#### Input ####

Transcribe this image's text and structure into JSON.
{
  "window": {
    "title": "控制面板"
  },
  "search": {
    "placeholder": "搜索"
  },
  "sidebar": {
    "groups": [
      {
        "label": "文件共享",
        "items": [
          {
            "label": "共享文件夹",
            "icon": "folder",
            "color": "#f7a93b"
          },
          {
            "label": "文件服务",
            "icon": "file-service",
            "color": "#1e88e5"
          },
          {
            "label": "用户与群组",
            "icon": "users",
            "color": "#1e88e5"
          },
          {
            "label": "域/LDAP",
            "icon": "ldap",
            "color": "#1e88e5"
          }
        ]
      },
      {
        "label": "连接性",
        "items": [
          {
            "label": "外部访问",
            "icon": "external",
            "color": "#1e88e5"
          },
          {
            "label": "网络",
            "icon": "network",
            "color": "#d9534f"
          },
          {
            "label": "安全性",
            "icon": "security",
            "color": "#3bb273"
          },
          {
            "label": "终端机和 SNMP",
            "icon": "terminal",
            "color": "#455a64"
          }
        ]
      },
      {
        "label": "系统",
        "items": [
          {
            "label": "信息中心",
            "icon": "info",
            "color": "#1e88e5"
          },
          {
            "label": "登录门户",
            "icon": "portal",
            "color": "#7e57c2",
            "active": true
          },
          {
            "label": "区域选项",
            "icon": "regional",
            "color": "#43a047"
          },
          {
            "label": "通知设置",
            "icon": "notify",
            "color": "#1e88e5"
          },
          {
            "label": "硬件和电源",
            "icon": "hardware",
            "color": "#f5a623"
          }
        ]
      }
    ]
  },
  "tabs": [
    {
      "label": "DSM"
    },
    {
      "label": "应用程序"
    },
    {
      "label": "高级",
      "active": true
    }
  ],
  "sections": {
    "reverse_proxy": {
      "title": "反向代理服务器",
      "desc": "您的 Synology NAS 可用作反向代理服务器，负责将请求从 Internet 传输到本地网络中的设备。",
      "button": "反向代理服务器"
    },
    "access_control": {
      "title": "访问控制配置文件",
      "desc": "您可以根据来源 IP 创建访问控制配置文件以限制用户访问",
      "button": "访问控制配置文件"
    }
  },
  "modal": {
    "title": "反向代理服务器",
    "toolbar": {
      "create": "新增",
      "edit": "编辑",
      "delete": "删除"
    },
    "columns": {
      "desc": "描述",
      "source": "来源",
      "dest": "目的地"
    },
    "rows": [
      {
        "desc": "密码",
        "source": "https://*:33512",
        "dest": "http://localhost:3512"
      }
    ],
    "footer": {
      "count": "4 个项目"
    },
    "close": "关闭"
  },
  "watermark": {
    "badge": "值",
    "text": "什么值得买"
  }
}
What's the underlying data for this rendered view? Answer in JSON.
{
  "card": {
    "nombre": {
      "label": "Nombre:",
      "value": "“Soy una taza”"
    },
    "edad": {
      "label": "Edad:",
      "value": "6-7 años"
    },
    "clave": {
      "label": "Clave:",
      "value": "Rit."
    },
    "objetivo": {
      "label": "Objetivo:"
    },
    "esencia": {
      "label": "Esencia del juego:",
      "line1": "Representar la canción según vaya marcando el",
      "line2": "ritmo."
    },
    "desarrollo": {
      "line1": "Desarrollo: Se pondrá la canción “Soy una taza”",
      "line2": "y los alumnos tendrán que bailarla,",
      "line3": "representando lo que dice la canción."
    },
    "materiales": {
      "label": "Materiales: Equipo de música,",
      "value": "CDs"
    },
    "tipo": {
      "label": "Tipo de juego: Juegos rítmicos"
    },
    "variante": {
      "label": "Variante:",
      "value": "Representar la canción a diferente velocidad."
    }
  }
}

####

> What is asked
All of the material must be reproduced exactly.

> Response
Transcribe this image's text and structure into JSON.
{
  "window": {
    "title": "控制面板"
  },
  "search": {
    "placeholder": "搜索"
  },
  "sidebar": {
    "groups": [
      {
        "label": "文件共享",
        "items": [
          {
            "label": "共享文件夹",
            "icon": "folder",
            "color": "#f7a93b"
          },
          {
            "label": "文件服务",
            "icon": "file-service",
            "color": "#1e88e5"
          },
          {
            "label": "用户与群组",
            "icon": "users",
            "color": "#1e88e5"
          },
          {
            "label": "域/LDAP",
            "icon": "ldap",
            "color": "#1e88e5"
          }
        ]
      },
      {
        "label": "连接性",
        "items": [
          {
            "label": "外部访问",
            "icon": "external",
            "color": "#1e88e5"
          },
          {
            "label": "网络",
            "icon": "network",
            "color": "#d9534f"
          },
          {
            "label": "安全性",
            "icon": "security",
            "color": "#3bb273"
          },
          {
            "label": "终端机和 SNMP",
            "icon": "terminal",
            "color": "#455a64"
          }
        ]
      },
      {
        "label": "系统",
        "items": [
          {
            "label": "信息中心",
            "icon": "info",
            "color": "#1e88e5"
          },
          {
            "label": "登录门户",
            "icon": "portal",
            "color": "#7e57c2",
            "active": true
          },
          {
            "label": "区域选项",
            "icon": "regional",
            "color": "#43a047"
          },
          {
            "label": "通知设置",
            "icon": "notify",
            "color": "#1e88e5"
          },
          {
            "label": "硬件和电源",
            "icon": "hardware",
            "color": "#f5a623"
          }
        ]
      }
    ]
  },
  "tabs": [
    {
      "label": "DSM"
    },
    {
      "label": "应用程序"
    },
    {
      "label": "高级",
      "active": true
    }
  ],
  "sections": {
    "reverse_proxy": {
      "title": "反向代理服务器",
      "desc": "您的 Synology NAS 可用作反向代理服务器，负责将请求从 Internet 传输到本地网络中的设备。",
      "button": "反向代理服务器"
    },
    "access_control": {
      "title": "访问控制配置文件",
      "desc": "您可以根据来源 IP 创建访问控制配置文件以限制用户访问",
      "button": "访问控制配置文件"
    }
  },
  "modal": {
    "title": "反向代理服务器",
    "toolbar": {
      "create": "新增",
      "edit": "编辑",
      "delete": "删除"
    },
    "columns": {
      "desc": "描述",
      "source": "来源",
      "dest": "目的地"
    },
    "rows": [
      {
        "desc": "密码",
        "source": "https://*:33512",
        "dest": "http://localhost:3512"
      }
    ],
    "footer": {
      "count": "4 个项目"
    },
    "close": "关闭"
  },
  "watermark": {
    "badge": "值",
    "text": "什么值得买"
  }
}
What's the underlying data for this rendered view? Answer in JSON.
{
  "card": {
    "nombre": {
      "label": "Nombre:",
      "value": "“Soy una taza”"
    },
    "edad": {
      "label": "Edad:",
      "value": "6-7 años"
    },
    "clave": {
      "label": "Clave:",
      "value": "Rit."
    },
    "objetivo": {
      "label": "Objetivo:"
    },
    "esencia": {
      "label": "Esencia del juego:",
      "line1": "Representar la canción según vaya marcando el",
      "line2": "ritmo."
    },
    "desarrollo": {
      "line1": "Desarrollo: Se pondrá la canción “Soy una taza”",
      "line2": "y los alumnos tendrán que bailarla,",
      "line3": "representando lo que dice la canción."
    },
    "materiales": {
      "label": "Materiales: Equipo de música,",
      "value": "CDs"
    },
    "tipo": {
      "label": "Tipo de juego: Juegos rítmicos"
    },
    "variante": {
      "label": "Variante:",
      "value": "Representar la canción a diferente velocidad."
    }
  }
}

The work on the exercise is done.